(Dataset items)
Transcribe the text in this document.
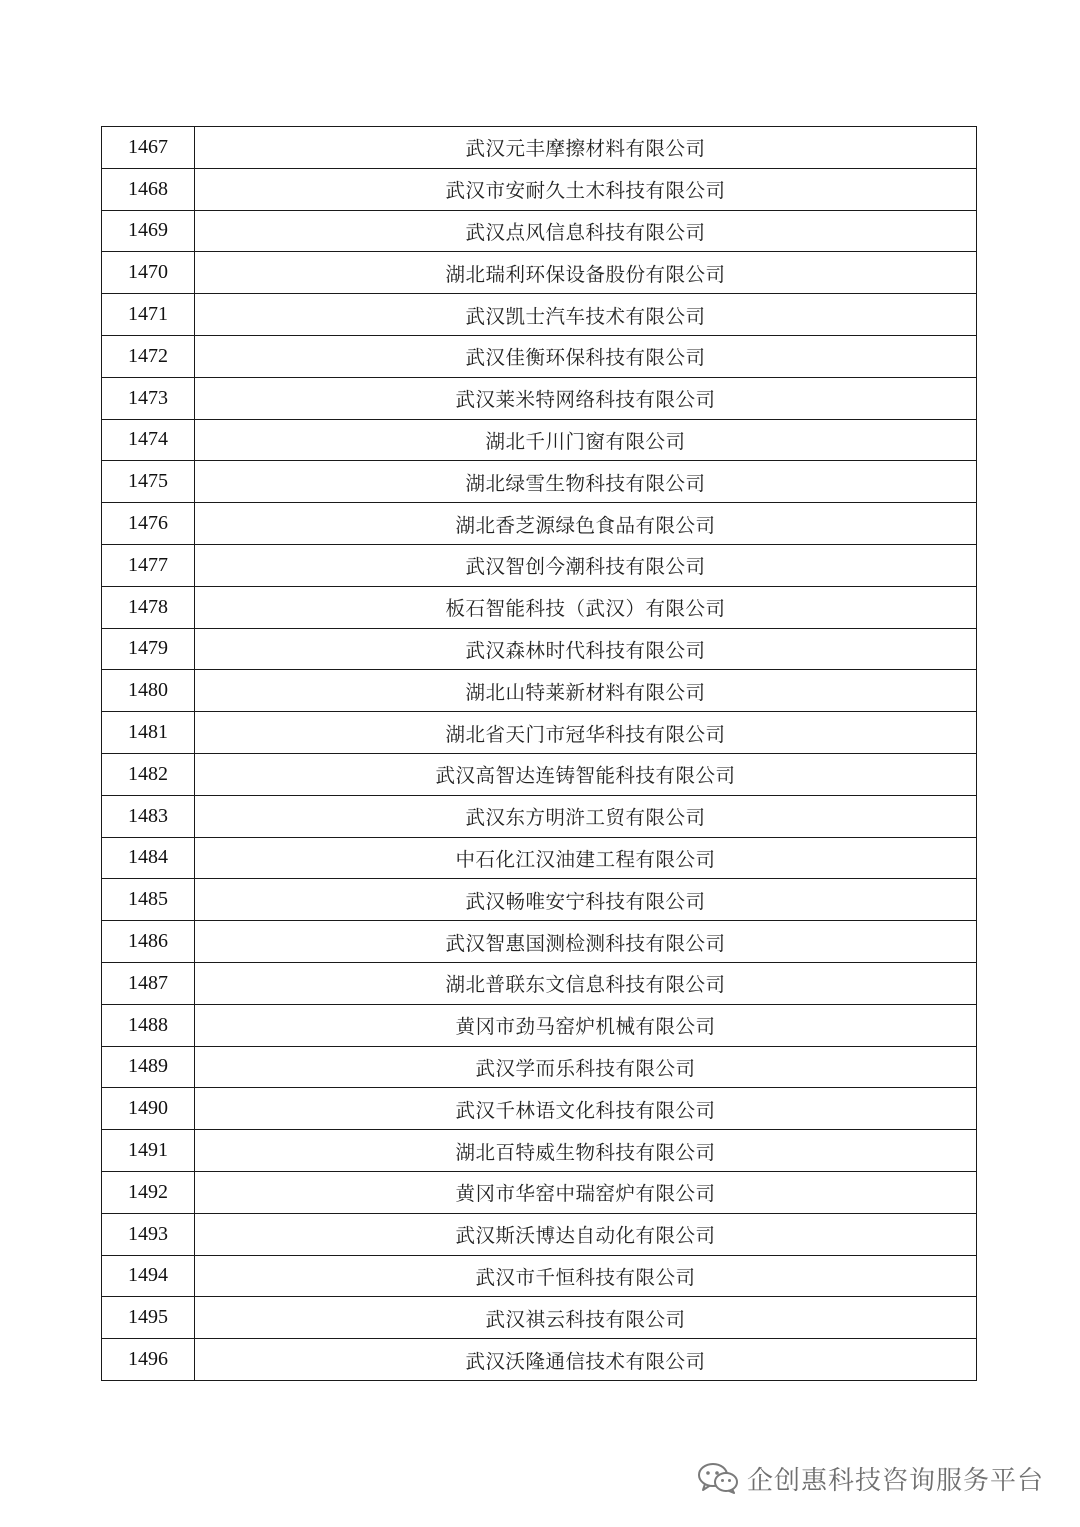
1467	武汉元丰摩擦材料有限公司
1468	武汉市安耐久土木科技有限公司
1469	武汉点风信息科技有限公司
1470	湖北瑞利环保设备股份有限公司
1471	武汉凯士汽车技术有限公司
1472	武汉佳衡环保科技有限公司
1473	武汉莱米特网络科技有限公司
1474	湖北千川门窗有限公司
1475	湖北绿雪生物科技有限公司
1476	湖北香芝源绿色食品有限公司
1477	武汉智创今潮科技有限公司
1478	板石智能科技（武汉）有限公司
1479	武汉森林时代科技有限公司
1480	湖北山特莱新材料有限公司
1481	湖北省天门市冠华科技有限公司
1482	武汉高智达连铸智能科技有限公司
1483	武汉东方明浒工贸有限公司
1484	中石化江汉油建工程有限公司
1485	武汉畅唯安宁科技有限公司
1486	武汉智惠国测检测科技有限公司
1487	湖北普联东文信息科技有限公司
1488	黄冈市劲马窑炉机械有限公司
1489	武汉学而乐科技有限公司
1490	武汉千林语文化科技有限公司
1491	湖北百特威生物科技有限公司
1492	黄冈市华窑中瑞窑炉有限公司
1493	武汉斯沃博达自动化有限公司
1494	武汉市千恒科技有限公司
1495	武汉祺云科技有限公司
1496	武汉沃隆通信技术有限公司
企创惠科技咨询服务平台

* **Given task**
Copy the entries above faithfully and omit every image.

* **Result below**
Transcribe the text in this document.
1467	武汉元丰摩擦材料有限公司
1468	武汉市安耐久土木科技有限公司
1469	武汉点风信息科技有限公司
1470	湖北瑞利环保设备股份有限公司
1471	武汉凯士汽车技术有限公司
1472	武汉佳衡环保科技有限公司
1473	武汉莱米特网络科技有限公司
1474	湖北千川门窗有限公司
1475	湖北绿雪生物科技有限公司
1476	湖北香芝源绿色食品有限公司
1477	武汉智创今潮科技有限公司
1478	板石智能科技（武汉）有限公司
1479	武汉森林时代科技有限公司
1480	湖北山特莱新材料有限公司
1481	湖北省天门市冠华科技有限公司
1482	武汉高智达连铸智能科技有限公司
1483	武汉东方明浒工贸有限公司
1484	中石化江汉油建工程有限公司
1485	武汉畅唯安宁科技有限公司
1486	武汉智惠国测检测科技有限公司
1487	湖北普联东文信息科技有限公司
1488	黄冈市劲马窑炉机械有限公司
1489	武汉学而乐科技有限公司
1490	武汉千林语文化科技有限公司
1491	湖北百特威生物科技有限公司
1492	黄冈市华窑中瑞窑炉有限公司
1493	武汉斯沃博达自动化有限公司
1494	武汉市千恒科技有限公司
1495	武汉祺云科技有限公司
1496	武汉沃隆通信技术有限公司
企创惠科技咨询服务平台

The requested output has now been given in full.